**DIRECTIVE**
In the data below, turn the lines into a numbered list without blank lines. Start with the line that contains "col-divider <box>771 54 772 166</box>" and go on through the line that contains "period-1w[interactable]: 1주일 <box>175".

Region boundary data
• • • •

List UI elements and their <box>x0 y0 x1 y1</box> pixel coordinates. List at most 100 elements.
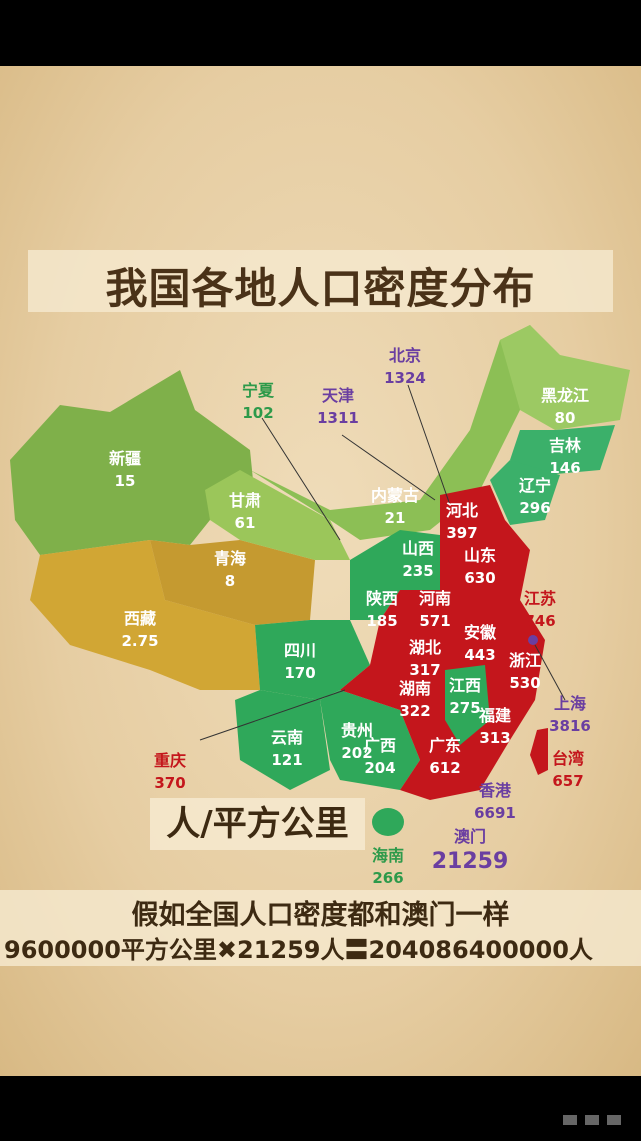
region-name: 安徽 <box>463 623 497 642</box>
region-label: 辽宁 296 <box>519 475 551 519</box>
footnote-line2: 9600000平方公里✖21259人〓204086400000人 <box>4 936 593 964</box>
region-shanghai <box>528 635 538 645</box>
footnote-banner <box>0 890 641 966</box>
region-value: 322 <box>399 702 431 720</box>
footer-icon <box>607 1115 621 1125</box>
region-value: 571 <box>419 612 451 630</box>
map-title: 我国各地人口密度分布 <box>105 264 536 313</box>
region-sichuan <box>255 620 370 700</box>
region-label: 上海 3816 <box>549 693 591 737</box>
region-value: 61 <box>234 514 256 532</box>
region-liaoning <box>490 460 560 525</box>
region-qinghai <box>150 540 315 625</box>
region-value: 530 <box>509 674 541 692</box>
region-label: 河北 397 <box>446 500 478 544</box>
region-name: 山西 <box>401 539 435 558</box>
region-xizang <box>30 540 260 690</box>
region-value: 8 <box>224 572 236 590</box>
region-name: 贵州 <box>340 721 374 740</box>
region-name: 江西 <box>448 676 482 695</box>
region-neimenggu <box>250 325 555 540</box>
region-label: 吉林 146 <box>549 435 581 479</box>
region-label: 天津 1311 <box>317 385 359 429</box>
region-name: 香港 <box>478 781 511 800</box>
region-name: 湖北 <box>408 638 442 657</box>
region-label: 河南 571 <box>419 588 451 632</box>
region-name: 浙江 <box>508 651 542 670</box>
region-label: 台湾 657 <box>552 748 584 792</box>
region-shanxi-yunnan-green <box>350 530 440 620</box>
region-name: 云南 <box>270 728 304 747</box>
region-label: 澳门 21259 <box>432 826 509 876</box>
region-value: 275 <box>449 699 481 717</box>
region-label: 内蒙古 21 <box>371 485 419 529</box>
region-value: 3816 <box>549 717 591 735</box>
footer-icon <box>563 1115 577 1125</box>
region-label: 香港 6691 <box>474 780 516 824</box>
region-value: 170 <box>284 664 316 682</box>
region-label: 湖北 317 <box>409 637 441 681</box>
region-label: 安徽 443 <box>464 622 496 666</box>
region-name: 北京 <box>388 346 421 365</box>
region-label: 浙江 530 <box>509 650 541 694</box>
region-name: 辽宁 <box>518 476 552 495</box>
region-name: 上海 <box>553 694 586 713</box>
region-value: 121 <box>271 751 303 769</box>
region-name: 台湾 <box>551 749 585 768</box>
region-value: 612 <box>429 759 461 777</box>
region-value: 21 <box>384 509 406 527</box>
region-name: 江苏 <box>523 589 557 608</box>
region-label: 山西 235 <box>402 538 434 582</box>
region-name: 山东 <box>463 546 497 565</box>
region-value: 102 <box>242 404 274 422</box>
footnote-line1: 假如全国人口密度都和澳门一样 <box>131 900 510 931</box>
region-value: 443 <box>464 646 496 664</box>
region-label: 宁夏 102 <box>242 380 274 424</box>
region-label: 云南 121 <box>271 727 303 771</box>
region-label: 青海 8 <box>214 548 246 592</box>
region-value: 296 <box>519 499 551 517</box>
region-heilongjiang <box>500 325 630 430</box>
region-name: 吉林 <box>548 436 582 455</box>
region-name: 内蒙古 <box>370 486 420 505</box>
region-guizhou-guangxi <box>320 690 420 790</box>
unit-label: 人/平方公里 <box>150 798 365 850</box>
region-jiangxi <box>445 665 490 745</box>
region-value: 630 <box>464 569 496 587</box>
region-label: 山东 630 <box>464 545 496 589</box>
region-value: 266 <box>372 869 404 887</box>
region-label: 海南 266 <box>372 845 404 889</box>
region-name: 海南 <box>371 846 405 865</box>
region-name: 新疆 <box>108 449 142 468</box>
region-name: 河北 <box>445 501 479 520</box>
region-name: 广东 <box>428 736 462 755</box>
region-name: 陕西 <box>365 589 399 608</box>
region-label: 新疆 15 <box>109 448 141 492</box>
region-name: 湖南 <box>398 679 432 698</box>
region-label: 广西 204 <box>364 735 396 779</box>
region-name: 西藏 <box>123 609 157 628</box>
region-value: 397 <box>446 524 478 542</box>
region-red-east <box>340 485 545 800</box>
region-label: 黑龙江 80 <box>541 385 589 429</box>
region-value: 746 <box>524 612 556 630</box>
region-name: 宁夏 <box>241 381 275 400</box>
region-label: 福建 313 <box>479 705 511 749</box>
region-label: 甘肃 61 <box>229 490 261 534</box>
region-name: 广西 <box>363 736 397 755</box>
region-yunnan <box>235 690 330 790</box>
region-value: 1311 <box>317 409 359 427</box>
footer-icons <box>563 1115 621 1125</box>
region-name: 黑龙江 <box>540 386 590 405</box>
region-value: 80 <box>554 409 576 427</box>
region-label: 四川 170 <box>284 640 316 684</box>
region-name: 青海 <box>213 549 247 568</box>
region-value: 204 <box>364 759 396 777</box>
region-xinjiang <box>10 370 255 555</box>
region-label: 北京 1324 <box>384 345 426 389</box>
region-value: 6691 <box>474 804 516 822</box>
region-jilin <box>510 425 615 475</box>
title-banner <box>28 250 613 312</box>
region-value: 313 <box>479 729 511 747</box>
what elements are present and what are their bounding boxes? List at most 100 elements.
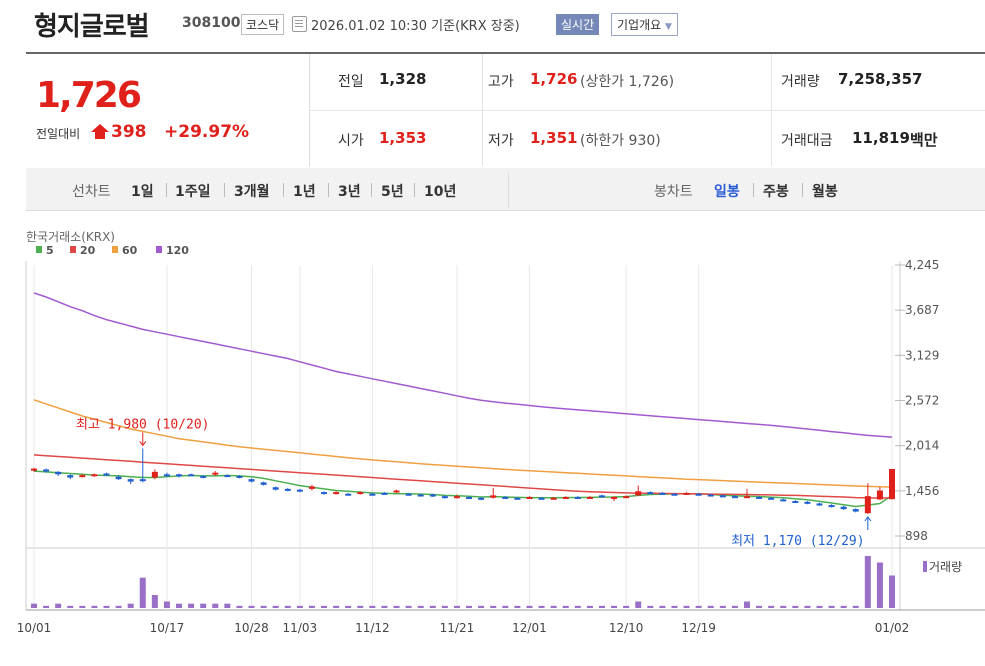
col-divider <box>771 54 772 166</box>
price-chart[interactable]: 4,245 3,687 3,129 2,572 2,014 1,456 898 10/01 10… <box>0 220 985 666</box>
candle-body <box>804 501 811 504</box>
volume-bar <box>248 605 255 608</box>
volume-bar <box>852 605 859 608</box>
candle-body <box>248 479 255 482</box>
volume-bar <box>139 577 146 608</box>
volume-legend-label: 거래량 <box>929 560 962 574</box>
candle-body <box>31 468 37 471</box>
candle-body <box>840 506 847 510</box>
candle-body <box>103 473 110 476</box>
chevron-down-icon: ▼ <box>665 22 672 32</box>
open-value: 1,353 <box>379 129 427 147</box>
candle-body <box>683 492 690 495</box>
candle-body <box>393 490 400 493</box>
volume-bar <box>816 605 823 608</box>
clock-icon <box>292 16 307 32</box>
x-tick-label: 11/03 <box>283 621 318 635</box>
candle-daily[interactable]: 일봉 <box>714 184 740 200</box>
realtime-button[interactable]: 실시간 <box>556 14 600 35</box>
x-tick-label: 01/02 <box>875 621 910 635</box>
period-1w[interactable]: 1주일 <box>175 184 211 200</box>
overview-label: 기업개요 <box>617 18 662 32</box>
exchange-label: 한국거래소(KRX) <box>26 230 115 244</box>
candle-body <box>502 496 509 499</box>
volume-bar <box>212 603 219 608</box>
ma-20-line <box>33 454 893 499</box>
volume-bar <box>224 603 231 608</box>
sep <box>166 183 167 197</box>
candle-body <box>139 479 146 482</box>
candle-body <box>526 496 533 499</box>
sep <box>753 183 754 197</box>
high-label: 고가 <box>488 74 514 90</box>
current-price: 1,726 <box>36 75 142 116</box>
period-3y[interactable]: 3년 <box>338 184 361 200</box>
candle-body <box>224 475 231 478</box>
ma-120-line <box>33 292 893 438</box>
candle-body <box>852 509 859 512</box>
period-10y[interactable]: 10년 <box>424 184 457 200</box>
y-tick-label: 4,245 <box>905 258 939 272</box>
candle-body <box>538 497 545 500</box>
candle-body <box>345 493 352 496</box>
volume-bar <box>417 605 424 608</box>
volume-bar <box>780 605 787 608</box>
x-tick-label: 12/19 <box>681 621 716 635</box>
timestamp: 2026.01.02 10:30 기준(KRX 장중) <box>311 19 520 34</box>
candle-body <box>598 495 605 498</box>
candle-body <box>357 492 364 495</box>
candle-body <box>91 474 98 477</box>
volume-bar <box>236 605 243 608</box>
candle-body <box>417 494 424 497</box>
candle-body <box>308 486 315 489</box>
volume-bar <box>260 605 267 608</box>
volume-bar <box>103 605 110 608</box>
period-1d[interactable]: 1일 <box>131 184 154 200</box>
candle-body <box>163 474 170 477</box>
prev-close-value: 1,328 <box>379 70 427 88</box>
volume-bar <box>719 605 726 608</box>
candle-body <box>441 496 448 499</box>
open-label: 시가 <box>338 133 364 149</box>
amount-value: 11,819 <box>852 129 910 147</box>
volume-bar <box>188 603 195 608</box>
volume-bar <box>731 605 738 608</box>
volume-bar <box>611 605 618 608</box>
volume-bar <box>163 601 170 608</box>
legend-swatch-20 <box>70 246 76 253</box>
candle-weekly[interactable]: 주봉 <box>763 184 789 200</box>
current-price-box <box>26 54 310 167</box>
stock-code: 308100 <box>182 15 241 31</box>
company-overview-dropdown[interactable]: 기업개요 ▼ <box>611 13 678 36</box>
sep <box>414 183 415 197</box>
volume-bar <box>586 605 593 608</box>
volume-bar <box>695 605 702 608</box>
volume-bar <box>804 605 811 608</box>
volume-bar <box>647 605 654 608</box>
volume-bar <box>67 605 74 608</box>
volume-bar <box>574 605 581 608</box>
candle-body <box>586 496 593 499</box>
x-tick-label: 11/21 <box>440 621 475 635</box>
legend-swatch-5 <box>36 246 42 253</box>
candle-body <box>67 475 74 478</box>
sep <box>802 183 803 197</box>
candle-body <box>514 497 521 500</box>
y-tick-label: 2,572 <box>905 394 939 408</box>
volume-label: 거래량 <box>781 74 820 90</box>
period-5y[interactable]: 5년 <box>381 184 404 200</box>
amount-unit: 백만 <box>910 131 938 149</box>
volume-bar <box>55 603 62 608</box>
volume-bar <box>453 605 460 608</box>
volume-bar <box>357 605 364 608</box>
period-divider <box>508 172 509 208</box>
period-3m[interactable]: 3개월 <box>234 184 270 200</box>
volume-bar <box>671 605 678 608</box>
period-1y[interactable]: 1년 <box>293 184 316 200</box>
low-value: 1,351 <box>530 129 578 147</box>
volume-bar <box>127 603 134 608</box>
volume-bar <box>79 605 86 608</box>
candle-body <box>272 487 279 490</box>
sep <box>224 183 225 197</box>
candle-monthly[interactable]: 월봉 <box>812 184 838 200</box>
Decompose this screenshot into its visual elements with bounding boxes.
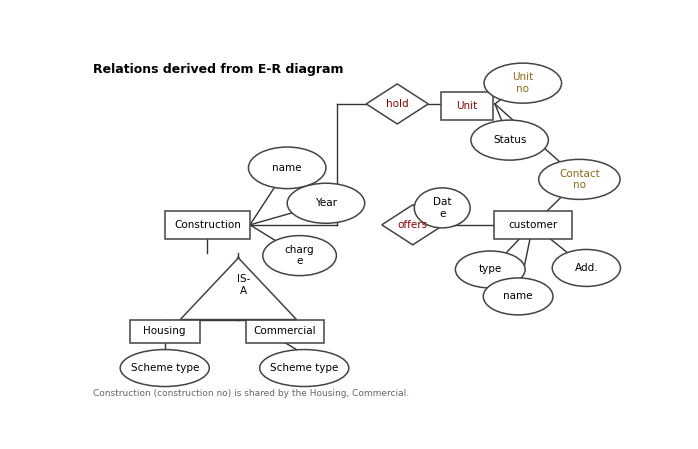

• • • •

**COMPLETE RESPONSE**
1. col-divider <box>771 54 772 166</box>
2. price-chart[interactable]: 4,245 3,687 3,129 2,572 2,014 1,456 898 10/01 10… <box>0 220 985 666</box>
3. candle-body <box>804 501 811 504</box>
4. volume-bar <box>248 605 255 608</box>
5. volume-bar <box>852 605 859 608</box>
6. candle-body <box>248 479 255 482</box>
7. volume-bar <box>139 577 146 608</box>
8. volume-legend-label: 거래량 <box>929 560 962 574</box>
9. candle-body <box>31 468 37 471</box>
10. candle-body <box>840 506 847 510</box>
11. candle-body <box>103 473 110 476</box>
12. chevron-down-icon: ▼ <box>665 22 672 32</box>
13. open-value: 1,353 <box>379 129 427 147</box>
14. candle-body <box>683 492 690 495</box>
15. candle-body <box>393 490 400 493</box>
16. volume-bar <box>816 605 823 608</box>
17. clock-icon <box>292 16 307 32</box>
18. x-tick-label: 11/03 <box>283 621 318 635</box>
19. candle-daily[interactable]: 일봉 <box>714 184 740 200</box>
20. realtime-button[interactable]: 실시간 <box>556 14 600 35</box>
21. x-tick-label: 01/02 <box>875 621 910 635</box>
22. period-1w[interactable]: 1주일 <box>175 184 211 200</box>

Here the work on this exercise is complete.